:: Dataset records

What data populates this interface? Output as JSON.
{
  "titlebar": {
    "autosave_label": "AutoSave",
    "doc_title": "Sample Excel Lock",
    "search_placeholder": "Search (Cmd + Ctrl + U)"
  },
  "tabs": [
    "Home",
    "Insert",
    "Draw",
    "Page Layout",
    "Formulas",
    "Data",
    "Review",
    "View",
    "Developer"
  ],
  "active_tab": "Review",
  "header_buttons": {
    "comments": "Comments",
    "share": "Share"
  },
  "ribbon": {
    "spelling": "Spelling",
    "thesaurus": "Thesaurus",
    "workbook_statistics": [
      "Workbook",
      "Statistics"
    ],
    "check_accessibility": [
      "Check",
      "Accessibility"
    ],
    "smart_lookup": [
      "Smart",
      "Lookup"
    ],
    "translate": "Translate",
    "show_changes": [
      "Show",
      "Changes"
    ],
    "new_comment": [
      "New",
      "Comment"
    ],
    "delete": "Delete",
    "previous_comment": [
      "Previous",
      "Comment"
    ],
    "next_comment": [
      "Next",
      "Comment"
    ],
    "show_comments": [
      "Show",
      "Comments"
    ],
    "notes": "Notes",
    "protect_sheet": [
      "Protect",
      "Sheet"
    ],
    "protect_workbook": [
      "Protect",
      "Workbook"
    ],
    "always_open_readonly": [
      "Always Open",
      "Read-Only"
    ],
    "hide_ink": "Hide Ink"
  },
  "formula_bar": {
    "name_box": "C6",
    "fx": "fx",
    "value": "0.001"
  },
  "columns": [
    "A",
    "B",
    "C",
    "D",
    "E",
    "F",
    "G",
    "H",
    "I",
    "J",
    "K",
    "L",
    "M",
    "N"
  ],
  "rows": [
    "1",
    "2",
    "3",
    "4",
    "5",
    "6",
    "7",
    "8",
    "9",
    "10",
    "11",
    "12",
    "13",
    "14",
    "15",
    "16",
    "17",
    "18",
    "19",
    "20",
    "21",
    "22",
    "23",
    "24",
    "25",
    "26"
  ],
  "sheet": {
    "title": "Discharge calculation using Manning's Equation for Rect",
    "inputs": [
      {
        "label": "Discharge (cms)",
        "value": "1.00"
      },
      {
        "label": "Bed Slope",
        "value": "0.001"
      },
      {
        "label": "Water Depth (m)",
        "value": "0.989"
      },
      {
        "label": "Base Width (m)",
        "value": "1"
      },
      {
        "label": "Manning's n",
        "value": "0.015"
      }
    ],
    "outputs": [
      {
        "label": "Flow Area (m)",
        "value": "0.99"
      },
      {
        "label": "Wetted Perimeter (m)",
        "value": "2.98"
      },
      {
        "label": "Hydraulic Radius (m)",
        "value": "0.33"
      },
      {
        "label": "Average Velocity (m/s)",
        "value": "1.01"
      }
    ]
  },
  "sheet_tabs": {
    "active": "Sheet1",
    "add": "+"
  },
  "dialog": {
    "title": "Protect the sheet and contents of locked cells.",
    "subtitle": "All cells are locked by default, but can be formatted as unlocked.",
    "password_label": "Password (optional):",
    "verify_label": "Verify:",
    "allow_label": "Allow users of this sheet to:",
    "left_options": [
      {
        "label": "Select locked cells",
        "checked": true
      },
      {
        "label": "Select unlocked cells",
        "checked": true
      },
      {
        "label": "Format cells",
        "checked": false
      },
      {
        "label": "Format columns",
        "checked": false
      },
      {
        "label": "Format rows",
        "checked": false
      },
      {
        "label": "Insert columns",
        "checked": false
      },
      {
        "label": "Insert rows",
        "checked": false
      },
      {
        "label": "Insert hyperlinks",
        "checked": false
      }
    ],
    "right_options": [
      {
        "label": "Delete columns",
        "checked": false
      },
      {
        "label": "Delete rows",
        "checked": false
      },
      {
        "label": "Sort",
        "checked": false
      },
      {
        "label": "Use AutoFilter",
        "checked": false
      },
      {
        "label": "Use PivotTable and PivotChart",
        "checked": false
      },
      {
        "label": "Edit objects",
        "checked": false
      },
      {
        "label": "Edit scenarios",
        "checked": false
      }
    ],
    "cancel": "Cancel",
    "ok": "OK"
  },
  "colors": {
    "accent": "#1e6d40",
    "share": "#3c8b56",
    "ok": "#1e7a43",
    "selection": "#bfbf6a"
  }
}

::::

#### Task goal
Set all of the material down once more, unchanged.

#### The completed task
What data populates this interface? Output as JSON.
{
  "titlebar": {
    "autosave_label": "AutoSave",
    "doc_title": "Sample Excel Lock",
    "search_placeholder": "Search (Cmd + Ctrl + U)"
  },
  "tabs": [
    "Home",
    "Insert",
    "Draw",
    "Page Layout",
    "Formulas",
    "Data",
    "Review",
    "View",
    "Developer"
  ],
  "active_tab": "Review",
  "header_buttons": {
    "comments": "Comments",
    "share": "Share"
  },
  "ribbon": {
    "spelling": "Spelling",
    "thesaurus": "Thesaurus",
    "workbook_statistics": [
      "Workbook",
      "Statistics"
    ],
    "check_accessibility": [
      "Check",
      "Accessibility"
    ],
    "smart_lookup": [
      "Smart",
      "Lookup"
    ],
    "translate": "Translate",
    "show_changes": [
      "Show",
      "Changes"
    ],
    "new_comment": [
      "New",
      "Comment"
    ],
    "delete": "Delete",
    "previous_comment": [
      "Previous",
      "Comment"
    ],
    "next_comment": [
      "Next",
      "Comment"
    ],
    "show_comments": [
      "Show",
      "Comments"
    ],
    "notes": "Notes",
    "protect_sheet": [
      "Protect",
      "Sheet"
    ],
    "protect_workbook": [
      "Protect",
      "Workbook"
    ],
    "always_open_readonly": [
      "Always Open",
      "Read-Only"
    ],
    "hide_ink": "Hide Ink"
  },
  "formula_bar": {
    "name_box": "C6",
    "fx": "fx",
    "value": "0.001"
  },
  "columns": [
    "A",
    "B",
    "C",
    "D",
    "E",
    "F",
    "G",
    "H",
    "I",
    "J",
    "K",
    "L",
    "M",
    "N"
  ],
  "rows": [
    "1",
    "2",
    "3",
    "4",
    "5",
    "6",
    "7",
    "8",
    "9",
    "10",
    "11",
    "12",
    "13",
    "14",
    "15",
    "16",
    "17",
    "18",
    "19",
    "20",
    "21",
    "22",
    "23",
    "24",
    "25",
    "26"
  ],
  "sheet": {
    "title": "Discharge calculation using Manning's Equation for Rect",
    "inputs": [
      {
        "label": "Discharge (cms)",
        "value": "1.00"
      },
      {
        "label": "Bed Slope",
        "value": "0.001"
      },
      {
        "label": "Water Depth (m)",
        "value": "0.989"
      },
      {
        "label": "Base Width (m)",
        "value": "1"
      },
      {
        "label": "Manning's n",
        "value": "0.015"
      }
    ],
    "outputs": [
      {
        "label": "Flow Area (m)",
        "value": "0.99"
      },
      {
        "label": "Wetted Perimeter (m)",
        "value": "2.98"
      },
      {
        "label": "Hydraulic Radius (m)",
        "value": "0.33"
      },
      {
        "label": "Average Velocity (m/s)",
        "value": "1.01"
      }
    ]
  },
  "sheet_tabs": {
    "active": "Sheet1",
    "add": "+"
  },
  "dialog": {
    "title": "Protect the sheet and contents of locked cells.",
    "subtitle": "All cells are locked by default, but can be formatted as unlocked.",
    "password_label": "Password (optional):",
    "verify_label": "Verify:",
    "allow_label": "Allow users of this sheet to:",
    "left_options": [
      {
        "label": "Select locked cells",
        "checked": true
      },
      {
        "label": "Select unlocked cells",
        "checked": true
      },
      {
        "label": "Format cells",
        "checked": false
      },
      {
        "label": "Format columns",
        "checked": false
      },
      {
        "label": "Format rows",
        "checked": false
      },
      {
        "label": "Insert columns",
        "checked": false
      },
      {
        "label": "Insert rows",
        "checked": false
      },
      {
        "label": "Insert hyperlinks",
        "checked": false
      }
    ],
    "right_options": [
      {
        "label": "Delete columns",
        "checked": false
      },
      {
        "label": "Delete rows",
        "checked": false
      },
      {
        "label": "Sort",
        "checked": false
      },
      {
        "label": "Use AutoFilter",
        "checked": false
      },
      {
        "label": "Use PivotTable and PivotChart",
        "checked": false
      },
      {
        "label": "Edit objects",
        "checked": false
      },
      {
        "label": "Edit scenarios",
        "checked": false
      }
    ],
    "cancel": "Cancel",
    "ok": "OK"
  },
  "colors": {
    "accent": "#1e6d40",
    "share": "#3c8b56",
    "ok": "#1e7a43",
    "selection": "#bfbf6a"
  }
}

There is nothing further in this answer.